#### Work to be completed:
In the listing that follows, count each line containing the string "Bloomberg" and report only the count.

#### Available records:
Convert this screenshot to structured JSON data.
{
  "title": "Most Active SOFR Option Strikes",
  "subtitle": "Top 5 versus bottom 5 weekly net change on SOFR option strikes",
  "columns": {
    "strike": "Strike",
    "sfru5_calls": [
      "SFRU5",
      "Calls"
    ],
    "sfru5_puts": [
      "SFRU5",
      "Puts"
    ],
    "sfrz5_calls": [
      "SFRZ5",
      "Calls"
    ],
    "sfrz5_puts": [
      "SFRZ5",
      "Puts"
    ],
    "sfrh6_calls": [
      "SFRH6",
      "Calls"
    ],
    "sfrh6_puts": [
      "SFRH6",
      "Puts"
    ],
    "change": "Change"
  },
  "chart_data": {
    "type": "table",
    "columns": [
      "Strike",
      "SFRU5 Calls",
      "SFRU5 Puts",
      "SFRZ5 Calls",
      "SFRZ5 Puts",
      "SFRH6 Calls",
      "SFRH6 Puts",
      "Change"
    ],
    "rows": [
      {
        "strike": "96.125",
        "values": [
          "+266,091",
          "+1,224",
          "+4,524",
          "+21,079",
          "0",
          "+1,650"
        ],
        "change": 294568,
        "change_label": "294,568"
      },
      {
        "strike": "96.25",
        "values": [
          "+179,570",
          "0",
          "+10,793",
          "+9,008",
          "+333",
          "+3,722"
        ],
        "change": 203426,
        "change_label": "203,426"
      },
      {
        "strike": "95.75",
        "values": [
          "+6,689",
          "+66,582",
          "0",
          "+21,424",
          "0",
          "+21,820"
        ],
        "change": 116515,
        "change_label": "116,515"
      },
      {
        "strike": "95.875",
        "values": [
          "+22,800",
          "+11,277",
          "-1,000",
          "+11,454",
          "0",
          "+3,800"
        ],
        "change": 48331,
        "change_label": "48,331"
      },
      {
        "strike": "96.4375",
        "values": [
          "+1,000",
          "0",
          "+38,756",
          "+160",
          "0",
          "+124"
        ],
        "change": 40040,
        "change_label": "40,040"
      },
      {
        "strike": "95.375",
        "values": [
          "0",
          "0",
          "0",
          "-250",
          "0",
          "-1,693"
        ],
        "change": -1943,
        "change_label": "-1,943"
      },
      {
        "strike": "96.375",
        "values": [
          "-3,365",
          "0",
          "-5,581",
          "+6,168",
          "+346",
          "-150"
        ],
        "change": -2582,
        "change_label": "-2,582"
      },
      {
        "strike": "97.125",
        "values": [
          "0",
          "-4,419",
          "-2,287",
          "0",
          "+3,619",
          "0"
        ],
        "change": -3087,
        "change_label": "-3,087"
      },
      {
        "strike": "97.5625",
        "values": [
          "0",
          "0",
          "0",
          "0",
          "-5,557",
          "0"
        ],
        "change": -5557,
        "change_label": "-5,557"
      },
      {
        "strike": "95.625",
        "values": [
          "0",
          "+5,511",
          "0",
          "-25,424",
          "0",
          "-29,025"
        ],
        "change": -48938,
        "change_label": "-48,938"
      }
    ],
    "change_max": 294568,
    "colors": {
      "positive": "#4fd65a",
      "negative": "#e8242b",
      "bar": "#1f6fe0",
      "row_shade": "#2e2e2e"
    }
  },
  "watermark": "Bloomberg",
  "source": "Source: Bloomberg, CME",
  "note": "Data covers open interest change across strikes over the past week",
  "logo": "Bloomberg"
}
==
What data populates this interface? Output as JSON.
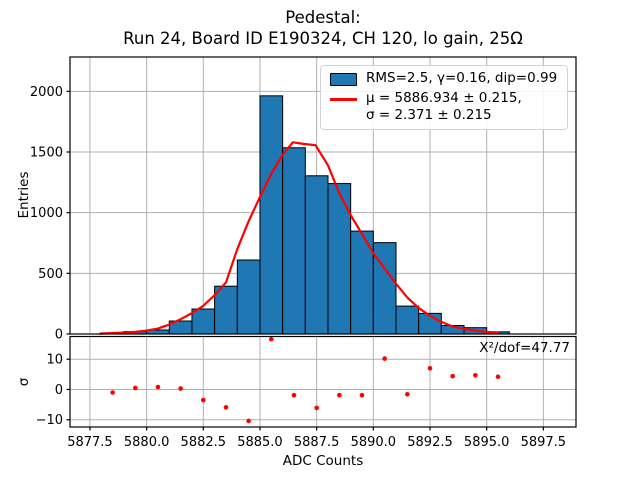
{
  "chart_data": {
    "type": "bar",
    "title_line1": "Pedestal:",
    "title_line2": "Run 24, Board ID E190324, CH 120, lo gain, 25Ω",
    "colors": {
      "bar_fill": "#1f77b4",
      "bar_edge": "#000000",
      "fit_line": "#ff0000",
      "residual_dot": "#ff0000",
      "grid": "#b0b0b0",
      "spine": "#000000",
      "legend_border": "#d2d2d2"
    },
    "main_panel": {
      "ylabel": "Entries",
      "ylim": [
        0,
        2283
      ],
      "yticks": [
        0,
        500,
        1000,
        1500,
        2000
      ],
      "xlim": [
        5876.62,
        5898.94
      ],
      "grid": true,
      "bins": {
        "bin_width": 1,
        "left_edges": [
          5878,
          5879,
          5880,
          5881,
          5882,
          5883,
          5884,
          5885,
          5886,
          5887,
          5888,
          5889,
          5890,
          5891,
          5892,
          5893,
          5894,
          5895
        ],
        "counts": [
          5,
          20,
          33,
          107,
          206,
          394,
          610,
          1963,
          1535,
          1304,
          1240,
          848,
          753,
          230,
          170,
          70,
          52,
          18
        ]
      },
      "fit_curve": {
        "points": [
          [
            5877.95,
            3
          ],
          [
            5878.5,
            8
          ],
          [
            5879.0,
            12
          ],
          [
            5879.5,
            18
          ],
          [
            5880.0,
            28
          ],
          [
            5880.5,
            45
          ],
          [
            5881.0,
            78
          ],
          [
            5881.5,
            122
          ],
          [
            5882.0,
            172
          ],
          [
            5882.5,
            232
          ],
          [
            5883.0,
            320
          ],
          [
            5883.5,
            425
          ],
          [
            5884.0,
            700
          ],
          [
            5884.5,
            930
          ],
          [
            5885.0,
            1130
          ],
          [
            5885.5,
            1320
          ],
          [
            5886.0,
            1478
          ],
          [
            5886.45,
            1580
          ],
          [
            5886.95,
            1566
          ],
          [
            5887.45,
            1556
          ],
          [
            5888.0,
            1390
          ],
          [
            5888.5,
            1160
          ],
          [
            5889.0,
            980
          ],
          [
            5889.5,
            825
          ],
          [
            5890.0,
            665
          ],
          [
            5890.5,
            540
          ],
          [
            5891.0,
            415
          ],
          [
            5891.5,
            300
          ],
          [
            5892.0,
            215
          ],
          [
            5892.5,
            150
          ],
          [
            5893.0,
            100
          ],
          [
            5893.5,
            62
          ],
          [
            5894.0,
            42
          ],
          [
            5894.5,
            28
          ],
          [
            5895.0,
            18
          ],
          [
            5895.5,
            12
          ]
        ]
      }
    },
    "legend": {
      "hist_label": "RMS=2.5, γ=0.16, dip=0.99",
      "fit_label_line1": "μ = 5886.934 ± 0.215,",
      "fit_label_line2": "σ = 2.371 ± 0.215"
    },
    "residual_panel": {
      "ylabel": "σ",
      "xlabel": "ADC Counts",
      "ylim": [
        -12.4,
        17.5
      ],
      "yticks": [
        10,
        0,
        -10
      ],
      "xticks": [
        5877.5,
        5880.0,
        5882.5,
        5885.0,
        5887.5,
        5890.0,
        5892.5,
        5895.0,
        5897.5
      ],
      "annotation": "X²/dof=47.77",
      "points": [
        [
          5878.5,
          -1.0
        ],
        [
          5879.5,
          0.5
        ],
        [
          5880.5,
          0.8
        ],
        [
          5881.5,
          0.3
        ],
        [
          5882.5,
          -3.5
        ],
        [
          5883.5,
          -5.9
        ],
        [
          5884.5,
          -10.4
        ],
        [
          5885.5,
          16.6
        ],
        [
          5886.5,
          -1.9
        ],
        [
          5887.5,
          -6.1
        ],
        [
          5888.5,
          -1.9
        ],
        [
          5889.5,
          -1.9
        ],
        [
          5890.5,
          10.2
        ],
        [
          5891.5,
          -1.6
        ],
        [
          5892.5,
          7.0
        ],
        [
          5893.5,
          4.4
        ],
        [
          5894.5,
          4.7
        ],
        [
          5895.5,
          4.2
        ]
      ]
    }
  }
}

#### Answer to the task:
3